Instructions for the task: Select from the records below every line that has the word "title" in it.

[Figure content listings]
[Start]
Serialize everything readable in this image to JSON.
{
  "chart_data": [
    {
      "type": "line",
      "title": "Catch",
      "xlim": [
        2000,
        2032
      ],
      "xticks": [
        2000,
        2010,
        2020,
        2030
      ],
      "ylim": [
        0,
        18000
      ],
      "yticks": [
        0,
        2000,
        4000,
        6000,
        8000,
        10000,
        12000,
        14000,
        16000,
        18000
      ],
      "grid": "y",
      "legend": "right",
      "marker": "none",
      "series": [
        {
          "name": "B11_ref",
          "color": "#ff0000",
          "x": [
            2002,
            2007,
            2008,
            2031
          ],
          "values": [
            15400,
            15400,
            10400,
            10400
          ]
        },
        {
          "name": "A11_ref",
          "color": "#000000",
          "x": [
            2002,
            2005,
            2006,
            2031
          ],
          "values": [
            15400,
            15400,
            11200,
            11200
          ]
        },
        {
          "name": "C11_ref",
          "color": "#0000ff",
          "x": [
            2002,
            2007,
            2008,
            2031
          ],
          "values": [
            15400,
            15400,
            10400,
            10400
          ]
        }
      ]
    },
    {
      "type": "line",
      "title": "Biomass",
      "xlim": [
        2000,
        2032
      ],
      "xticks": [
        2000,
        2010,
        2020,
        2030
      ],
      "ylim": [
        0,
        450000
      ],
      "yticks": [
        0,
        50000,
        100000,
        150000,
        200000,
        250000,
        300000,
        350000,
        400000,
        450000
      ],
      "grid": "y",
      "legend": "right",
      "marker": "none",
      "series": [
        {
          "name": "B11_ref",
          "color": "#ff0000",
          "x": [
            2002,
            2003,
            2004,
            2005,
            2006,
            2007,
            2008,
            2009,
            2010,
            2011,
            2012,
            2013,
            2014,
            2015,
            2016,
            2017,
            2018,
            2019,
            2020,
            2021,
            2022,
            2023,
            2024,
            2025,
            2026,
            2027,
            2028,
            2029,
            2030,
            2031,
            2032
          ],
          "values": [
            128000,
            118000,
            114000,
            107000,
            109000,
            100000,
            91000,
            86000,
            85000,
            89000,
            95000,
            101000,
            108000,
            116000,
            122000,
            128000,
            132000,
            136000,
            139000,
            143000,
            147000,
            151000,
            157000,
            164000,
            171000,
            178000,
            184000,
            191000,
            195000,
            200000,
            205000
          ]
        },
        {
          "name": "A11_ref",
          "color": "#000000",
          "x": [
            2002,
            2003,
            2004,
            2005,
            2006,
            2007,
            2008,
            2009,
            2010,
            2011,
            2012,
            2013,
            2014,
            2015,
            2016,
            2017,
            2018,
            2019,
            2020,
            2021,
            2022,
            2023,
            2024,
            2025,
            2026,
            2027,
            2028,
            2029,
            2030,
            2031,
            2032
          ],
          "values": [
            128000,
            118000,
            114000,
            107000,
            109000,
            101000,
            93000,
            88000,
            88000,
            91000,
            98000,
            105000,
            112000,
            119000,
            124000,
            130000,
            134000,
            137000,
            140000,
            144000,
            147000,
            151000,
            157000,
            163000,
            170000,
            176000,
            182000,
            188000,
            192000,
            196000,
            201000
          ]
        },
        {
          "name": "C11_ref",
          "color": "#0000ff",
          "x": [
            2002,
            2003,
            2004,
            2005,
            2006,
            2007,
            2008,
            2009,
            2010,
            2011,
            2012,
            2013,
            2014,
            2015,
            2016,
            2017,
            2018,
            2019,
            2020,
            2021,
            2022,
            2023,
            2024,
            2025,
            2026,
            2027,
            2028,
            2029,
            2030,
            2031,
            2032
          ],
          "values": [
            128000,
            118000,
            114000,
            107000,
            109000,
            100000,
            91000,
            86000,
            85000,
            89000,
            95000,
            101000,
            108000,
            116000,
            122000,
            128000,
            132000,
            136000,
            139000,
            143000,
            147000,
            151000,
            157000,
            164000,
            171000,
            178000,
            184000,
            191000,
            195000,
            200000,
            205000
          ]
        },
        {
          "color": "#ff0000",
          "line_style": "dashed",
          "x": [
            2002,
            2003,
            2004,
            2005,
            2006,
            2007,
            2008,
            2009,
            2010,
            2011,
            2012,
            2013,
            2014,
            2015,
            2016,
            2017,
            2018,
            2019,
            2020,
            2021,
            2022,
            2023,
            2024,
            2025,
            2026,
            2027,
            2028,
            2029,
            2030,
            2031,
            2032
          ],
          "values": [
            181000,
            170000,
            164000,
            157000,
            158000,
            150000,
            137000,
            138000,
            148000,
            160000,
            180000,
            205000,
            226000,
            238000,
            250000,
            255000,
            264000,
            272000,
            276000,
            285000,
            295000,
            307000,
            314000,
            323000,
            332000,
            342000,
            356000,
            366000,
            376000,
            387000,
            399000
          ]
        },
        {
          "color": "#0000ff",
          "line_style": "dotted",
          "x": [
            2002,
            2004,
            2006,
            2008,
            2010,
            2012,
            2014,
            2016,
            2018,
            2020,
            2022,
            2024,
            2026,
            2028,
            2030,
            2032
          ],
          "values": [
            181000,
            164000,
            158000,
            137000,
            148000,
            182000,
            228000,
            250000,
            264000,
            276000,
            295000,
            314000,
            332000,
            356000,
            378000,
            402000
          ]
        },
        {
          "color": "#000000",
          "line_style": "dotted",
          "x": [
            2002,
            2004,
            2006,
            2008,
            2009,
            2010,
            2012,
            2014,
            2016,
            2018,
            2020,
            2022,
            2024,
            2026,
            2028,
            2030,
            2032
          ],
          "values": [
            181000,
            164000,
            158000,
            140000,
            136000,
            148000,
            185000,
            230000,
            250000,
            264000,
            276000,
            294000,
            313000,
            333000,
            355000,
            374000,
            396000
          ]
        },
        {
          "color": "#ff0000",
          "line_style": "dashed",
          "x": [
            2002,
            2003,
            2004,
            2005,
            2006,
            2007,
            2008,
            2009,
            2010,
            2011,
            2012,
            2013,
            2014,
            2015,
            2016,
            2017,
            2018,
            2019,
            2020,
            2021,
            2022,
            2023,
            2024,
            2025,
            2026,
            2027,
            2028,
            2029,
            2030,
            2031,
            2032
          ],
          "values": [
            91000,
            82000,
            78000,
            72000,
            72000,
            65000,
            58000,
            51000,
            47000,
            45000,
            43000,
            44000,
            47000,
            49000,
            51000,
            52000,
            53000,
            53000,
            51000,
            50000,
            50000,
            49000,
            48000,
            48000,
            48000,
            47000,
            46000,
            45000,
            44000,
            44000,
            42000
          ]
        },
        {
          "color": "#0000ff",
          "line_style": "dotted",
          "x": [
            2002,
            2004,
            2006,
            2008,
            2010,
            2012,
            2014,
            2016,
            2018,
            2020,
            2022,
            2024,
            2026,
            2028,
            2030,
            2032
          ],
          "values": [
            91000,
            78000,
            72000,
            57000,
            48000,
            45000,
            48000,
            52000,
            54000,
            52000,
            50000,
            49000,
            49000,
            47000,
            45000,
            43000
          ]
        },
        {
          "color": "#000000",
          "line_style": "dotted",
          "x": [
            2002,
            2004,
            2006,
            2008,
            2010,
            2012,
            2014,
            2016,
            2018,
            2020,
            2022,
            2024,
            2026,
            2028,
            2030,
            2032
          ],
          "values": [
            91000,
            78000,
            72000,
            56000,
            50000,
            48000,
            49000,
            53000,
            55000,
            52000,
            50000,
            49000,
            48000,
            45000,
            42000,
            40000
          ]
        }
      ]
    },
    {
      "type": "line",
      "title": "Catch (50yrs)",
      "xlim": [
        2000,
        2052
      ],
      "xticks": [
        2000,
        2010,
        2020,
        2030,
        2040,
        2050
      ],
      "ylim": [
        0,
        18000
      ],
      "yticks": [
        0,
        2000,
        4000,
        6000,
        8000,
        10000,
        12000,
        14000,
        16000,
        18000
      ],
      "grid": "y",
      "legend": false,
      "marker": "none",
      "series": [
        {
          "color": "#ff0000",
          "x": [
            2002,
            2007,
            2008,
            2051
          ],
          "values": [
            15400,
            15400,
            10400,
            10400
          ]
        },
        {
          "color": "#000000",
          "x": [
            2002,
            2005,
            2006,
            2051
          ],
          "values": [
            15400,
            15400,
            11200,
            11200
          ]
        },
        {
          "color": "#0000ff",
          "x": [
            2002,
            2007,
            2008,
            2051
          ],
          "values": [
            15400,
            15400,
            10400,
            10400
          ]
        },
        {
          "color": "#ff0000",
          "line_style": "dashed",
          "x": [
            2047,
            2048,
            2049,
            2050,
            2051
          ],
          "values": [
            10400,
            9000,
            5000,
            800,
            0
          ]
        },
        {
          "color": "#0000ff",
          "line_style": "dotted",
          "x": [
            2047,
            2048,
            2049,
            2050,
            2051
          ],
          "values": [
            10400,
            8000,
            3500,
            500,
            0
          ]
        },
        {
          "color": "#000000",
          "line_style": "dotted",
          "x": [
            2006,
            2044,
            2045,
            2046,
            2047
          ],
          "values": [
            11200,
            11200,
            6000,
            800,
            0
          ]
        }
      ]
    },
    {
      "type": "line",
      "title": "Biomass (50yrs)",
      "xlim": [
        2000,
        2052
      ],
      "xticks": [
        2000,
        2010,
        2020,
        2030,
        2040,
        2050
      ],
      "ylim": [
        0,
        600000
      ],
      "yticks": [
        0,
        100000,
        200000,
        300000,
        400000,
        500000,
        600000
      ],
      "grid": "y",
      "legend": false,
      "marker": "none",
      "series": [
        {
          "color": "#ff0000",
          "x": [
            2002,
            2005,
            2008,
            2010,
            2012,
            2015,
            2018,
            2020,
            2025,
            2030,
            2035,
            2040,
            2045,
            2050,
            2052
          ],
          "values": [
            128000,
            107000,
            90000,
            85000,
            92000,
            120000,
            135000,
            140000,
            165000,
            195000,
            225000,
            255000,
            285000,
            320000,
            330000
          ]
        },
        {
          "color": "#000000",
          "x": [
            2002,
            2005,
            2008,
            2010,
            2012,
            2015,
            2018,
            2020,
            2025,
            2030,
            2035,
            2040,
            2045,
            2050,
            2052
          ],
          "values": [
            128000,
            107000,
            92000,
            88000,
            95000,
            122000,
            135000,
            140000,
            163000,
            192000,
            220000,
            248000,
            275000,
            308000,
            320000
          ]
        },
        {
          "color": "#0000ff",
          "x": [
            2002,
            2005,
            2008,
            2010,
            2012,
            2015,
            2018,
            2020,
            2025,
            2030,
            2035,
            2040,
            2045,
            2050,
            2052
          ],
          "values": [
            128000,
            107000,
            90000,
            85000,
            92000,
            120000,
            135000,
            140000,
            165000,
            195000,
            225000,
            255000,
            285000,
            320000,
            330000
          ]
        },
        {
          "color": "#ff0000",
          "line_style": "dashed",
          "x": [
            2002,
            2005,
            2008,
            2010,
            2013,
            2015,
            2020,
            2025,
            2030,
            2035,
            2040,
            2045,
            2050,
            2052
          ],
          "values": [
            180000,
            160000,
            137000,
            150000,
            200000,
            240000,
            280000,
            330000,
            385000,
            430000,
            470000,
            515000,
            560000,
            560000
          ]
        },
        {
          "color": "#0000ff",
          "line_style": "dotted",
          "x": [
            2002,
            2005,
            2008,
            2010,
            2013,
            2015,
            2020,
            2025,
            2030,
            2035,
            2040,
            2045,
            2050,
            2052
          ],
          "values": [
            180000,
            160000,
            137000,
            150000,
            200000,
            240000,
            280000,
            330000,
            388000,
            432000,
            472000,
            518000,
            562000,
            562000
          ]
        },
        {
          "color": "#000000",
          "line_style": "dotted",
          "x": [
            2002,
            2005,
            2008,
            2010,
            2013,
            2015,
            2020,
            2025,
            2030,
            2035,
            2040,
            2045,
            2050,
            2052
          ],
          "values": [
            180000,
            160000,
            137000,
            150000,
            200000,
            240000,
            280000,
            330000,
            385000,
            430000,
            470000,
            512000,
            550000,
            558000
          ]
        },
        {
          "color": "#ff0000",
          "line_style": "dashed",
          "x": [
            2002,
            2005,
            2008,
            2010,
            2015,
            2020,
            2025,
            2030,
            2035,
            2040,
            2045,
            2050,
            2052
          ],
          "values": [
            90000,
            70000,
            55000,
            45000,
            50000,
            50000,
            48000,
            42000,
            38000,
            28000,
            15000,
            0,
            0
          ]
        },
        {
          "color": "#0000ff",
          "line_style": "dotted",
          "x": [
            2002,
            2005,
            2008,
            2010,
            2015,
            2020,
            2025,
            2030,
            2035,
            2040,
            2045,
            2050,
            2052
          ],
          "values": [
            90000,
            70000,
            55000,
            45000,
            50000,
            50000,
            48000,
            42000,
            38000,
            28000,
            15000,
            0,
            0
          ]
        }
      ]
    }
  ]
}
[End]
Solution to this exercise:
      "title": "Catch",
      "title": "Biomass",
      "title": "Catch (50yrs)",
      "title": "Biomass (50yrs)",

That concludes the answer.